▸ **Task goal**: Extract every line of the data below that contains the string "value".
** START OF Records supplied **
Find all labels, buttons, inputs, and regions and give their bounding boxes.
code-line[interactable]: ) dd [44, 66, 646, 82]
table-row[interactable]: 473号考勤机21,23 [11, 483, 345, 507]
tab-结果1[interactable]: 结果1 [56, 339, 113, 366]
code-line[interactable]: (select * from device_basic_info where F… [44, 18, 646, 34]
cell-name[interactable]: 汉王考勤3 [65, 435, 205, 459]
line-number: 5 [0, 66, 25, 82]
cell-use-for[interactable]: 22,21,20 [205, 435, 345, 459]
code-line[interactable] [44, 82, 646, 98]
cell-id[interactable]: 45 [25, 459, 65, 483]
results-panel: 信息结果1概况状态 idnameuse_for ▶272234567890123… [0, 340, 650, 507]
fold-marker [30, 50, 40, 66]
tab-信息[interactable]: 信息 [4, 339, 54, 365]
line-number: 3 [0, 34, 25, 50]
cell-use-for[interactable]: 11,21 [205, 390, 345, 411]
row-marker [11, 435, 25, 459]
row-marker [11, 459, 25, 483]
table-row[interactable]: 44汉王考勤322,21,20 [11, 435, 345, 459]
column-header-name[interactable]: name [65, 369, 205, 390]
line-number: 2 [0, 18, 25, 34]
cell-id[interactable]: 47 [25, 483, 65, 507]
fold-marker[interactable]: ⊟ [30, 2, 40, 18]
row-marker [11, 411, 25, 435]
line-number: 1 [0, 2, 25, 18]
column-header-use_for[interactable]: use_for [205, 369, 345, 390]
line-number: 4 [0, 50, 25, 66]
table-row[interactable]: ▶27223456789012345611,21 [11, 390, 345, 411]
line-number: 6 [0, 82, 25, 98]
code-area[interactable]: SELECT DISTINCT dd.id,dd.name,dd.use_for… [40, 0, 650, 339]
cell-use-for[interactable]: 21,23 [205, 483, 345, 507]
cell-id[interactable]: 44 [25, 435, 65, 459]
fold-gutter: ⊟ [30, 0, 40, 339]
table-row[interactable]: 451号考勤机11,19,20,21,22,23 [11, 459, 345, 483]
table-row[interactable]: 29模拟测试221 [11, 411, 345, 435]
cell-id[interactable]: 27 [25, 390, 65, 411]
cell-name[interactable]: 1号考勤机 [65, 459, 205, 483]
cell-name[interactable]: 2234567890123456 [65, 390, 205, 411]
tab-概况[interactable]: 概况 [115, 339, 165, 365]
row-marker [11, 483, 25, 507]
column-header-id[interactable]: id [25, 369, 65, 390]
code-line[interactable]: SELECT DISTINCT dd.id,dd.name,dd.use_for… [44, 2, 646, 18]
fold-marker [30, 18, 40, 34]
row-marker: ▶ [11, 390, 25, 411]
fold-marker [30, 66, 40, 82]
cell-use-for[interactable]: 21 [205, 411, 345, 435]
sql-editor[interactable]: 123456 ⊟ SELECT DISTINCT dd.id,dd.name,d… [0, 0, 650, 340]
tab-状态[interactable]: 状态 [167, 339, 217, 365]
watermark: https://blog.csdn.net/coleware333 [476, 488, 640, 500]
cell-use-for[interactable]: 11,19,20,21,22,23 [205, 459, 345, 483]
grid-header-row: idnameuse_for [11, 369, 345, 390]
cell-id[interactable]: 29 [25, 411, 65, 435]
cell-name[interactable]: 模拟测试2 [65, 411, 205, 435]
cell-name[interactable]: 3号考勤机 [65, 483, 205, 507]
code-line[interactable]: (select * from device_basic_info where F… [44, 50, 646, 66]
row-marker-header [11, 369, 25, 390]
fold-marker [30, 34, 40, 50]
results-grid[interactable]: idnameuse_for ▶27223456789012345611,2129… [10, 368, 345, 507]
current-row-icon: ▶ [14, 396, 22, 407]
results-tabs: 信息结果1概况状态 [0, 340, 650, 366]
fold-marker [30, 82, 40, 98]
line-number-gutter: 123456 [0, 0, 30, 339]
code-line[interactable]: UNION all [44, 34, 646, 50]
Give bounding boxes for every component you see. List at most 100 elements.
** END OF Records supplied **
** START OF Records supplied **
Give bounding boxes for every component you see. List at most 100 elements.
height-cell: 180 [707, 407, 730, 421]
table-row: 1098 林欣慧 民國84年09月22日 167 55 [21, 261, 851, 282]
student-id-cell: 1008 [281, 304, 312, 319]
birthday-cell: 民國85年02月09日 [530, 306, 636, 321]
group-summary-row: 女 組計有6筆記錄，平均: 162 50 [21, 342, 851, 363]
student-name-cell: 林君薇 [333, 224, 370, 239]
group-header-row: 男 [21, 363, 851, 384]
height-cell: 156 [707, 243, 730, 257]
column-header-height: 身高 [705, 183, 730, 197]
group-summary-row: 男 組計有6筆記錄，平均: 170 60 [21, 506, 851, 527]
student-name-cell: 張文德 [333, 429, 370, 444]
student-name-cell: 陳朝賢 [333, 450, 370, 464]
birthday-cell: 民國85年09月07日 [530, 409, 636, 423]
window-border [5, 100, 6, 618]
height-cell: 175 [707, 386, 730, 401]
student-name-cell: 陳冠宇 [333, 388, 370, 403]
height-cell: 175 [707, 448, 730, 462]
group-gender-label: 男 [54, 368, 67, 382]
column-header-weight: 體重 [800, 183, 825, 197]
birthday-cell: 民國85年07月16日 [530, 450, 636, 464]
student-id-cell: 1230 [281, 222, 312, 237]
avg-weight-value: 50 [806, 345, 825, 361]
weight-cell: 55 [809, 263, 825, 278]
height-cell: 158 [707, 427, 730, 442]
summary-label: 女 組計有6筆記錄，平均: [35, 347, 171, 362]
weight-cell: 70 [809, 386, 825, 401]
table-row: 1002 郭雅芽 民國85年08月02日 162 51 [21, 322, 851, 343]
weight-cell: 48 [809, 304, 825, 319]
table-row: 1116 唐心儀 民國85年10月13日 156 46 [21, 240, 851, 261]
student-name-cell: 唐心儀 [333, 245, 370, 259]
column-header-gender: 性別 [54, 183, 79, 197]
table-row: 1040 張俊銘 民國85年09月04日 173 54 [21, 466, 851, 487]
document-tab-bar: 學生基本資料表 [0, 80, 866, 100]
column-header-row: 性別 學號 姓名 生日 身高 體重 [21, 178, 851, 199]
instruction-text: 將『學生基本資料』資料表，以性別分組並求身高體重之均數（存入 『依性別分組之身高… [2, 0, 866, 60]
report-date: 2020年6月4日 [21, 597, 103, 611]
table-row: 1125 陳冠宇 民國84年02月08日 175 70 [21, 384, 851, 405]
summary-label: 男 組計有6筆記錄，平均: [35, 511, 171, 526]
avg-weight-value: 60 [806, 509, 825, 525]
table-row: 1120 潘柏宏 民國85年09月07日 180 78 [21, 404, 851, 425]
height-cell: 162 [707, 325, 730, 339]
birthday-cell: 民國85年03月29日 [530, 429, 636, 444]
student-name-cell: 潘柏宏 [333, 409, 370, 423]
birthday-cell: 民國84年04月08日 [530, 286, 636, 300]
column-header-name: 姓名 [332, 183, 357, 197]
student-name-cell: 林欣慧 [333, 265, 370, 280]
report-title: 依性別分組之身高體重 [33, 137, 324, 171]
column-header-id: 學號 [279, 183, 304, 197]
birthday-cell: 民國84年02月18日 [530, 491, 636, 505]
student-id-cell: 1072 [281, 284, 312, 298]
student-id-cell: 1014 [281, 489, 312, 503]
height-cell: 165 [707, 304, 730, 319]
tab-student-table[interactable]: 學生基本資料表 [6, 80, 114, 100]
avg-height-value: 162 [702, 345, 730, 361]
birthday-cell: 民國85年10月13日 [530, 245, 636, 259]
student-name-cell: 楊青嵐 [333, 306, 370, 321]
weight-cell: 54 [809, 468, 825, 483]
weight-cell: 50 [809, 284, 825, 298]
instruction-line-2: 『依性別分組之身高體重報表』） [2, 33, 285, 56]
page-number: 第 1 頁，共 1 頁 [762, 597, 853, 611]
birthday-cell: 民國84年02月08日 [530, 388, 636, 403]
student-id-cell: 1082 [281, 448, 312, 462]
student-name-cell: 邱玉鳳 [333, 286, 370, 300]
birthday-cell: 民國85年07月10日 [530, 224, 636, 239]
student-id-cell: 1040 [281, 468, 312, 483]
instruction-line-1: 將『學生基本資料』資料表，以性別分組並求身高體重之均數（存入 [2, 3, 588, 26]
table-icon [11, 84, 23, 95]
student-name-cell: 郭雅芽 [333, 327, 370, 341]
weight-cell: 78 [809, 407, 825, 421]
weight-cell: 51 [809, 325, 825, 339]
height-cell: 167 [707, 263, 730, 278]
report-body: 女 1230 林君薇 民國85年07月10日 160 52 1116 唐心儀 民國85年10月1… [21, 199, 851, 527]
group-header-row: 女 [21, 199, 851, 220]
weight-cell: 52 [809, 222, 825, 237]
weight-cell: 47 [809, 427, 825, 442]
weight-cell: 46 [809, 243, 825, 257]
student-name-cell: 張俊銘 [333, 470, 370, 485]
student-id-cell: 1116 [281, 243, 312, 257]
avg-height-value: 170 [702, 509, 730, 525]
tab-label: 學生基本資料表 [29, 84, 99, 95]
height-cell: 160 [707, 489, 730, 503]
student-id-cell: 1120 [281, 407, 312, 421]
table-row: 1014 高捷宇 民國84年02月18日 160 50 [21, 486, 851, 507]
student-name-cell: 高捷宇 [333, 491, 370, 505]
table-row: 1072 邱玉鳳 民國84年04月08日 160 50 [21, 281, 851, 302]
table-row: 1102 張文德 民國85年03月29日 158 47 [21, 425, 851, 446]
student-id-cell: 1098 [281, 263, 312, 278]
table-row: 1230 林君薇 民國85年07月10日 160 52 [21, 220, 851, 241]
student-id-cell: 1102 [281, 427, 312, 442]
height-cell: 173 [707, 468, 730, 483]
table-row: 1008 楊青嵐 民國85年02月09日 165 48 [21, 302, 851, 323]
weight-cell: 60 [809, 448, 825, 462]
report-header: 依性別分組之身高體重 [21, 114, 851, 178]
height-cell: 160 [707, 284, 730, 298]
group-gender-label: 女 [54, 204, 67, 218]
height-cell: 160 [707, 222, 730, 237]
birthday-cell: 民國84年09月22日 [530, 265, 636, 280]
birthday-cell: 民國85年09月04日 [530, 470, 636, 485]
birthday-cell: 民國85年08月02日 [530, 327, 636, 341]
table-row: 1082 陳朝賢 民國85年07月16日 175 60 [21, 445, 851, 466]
** END OF Records supplied **
▸ **Finished answer**:
avg-weight-value: 50 [806, 345, 825, 361]
avg-weight-value: 60 [806, 509, 825, 525]
avg-height-value: 162 [702, 345, 730, 361]
avg-height-value: 170 [702, 509, 730, 525]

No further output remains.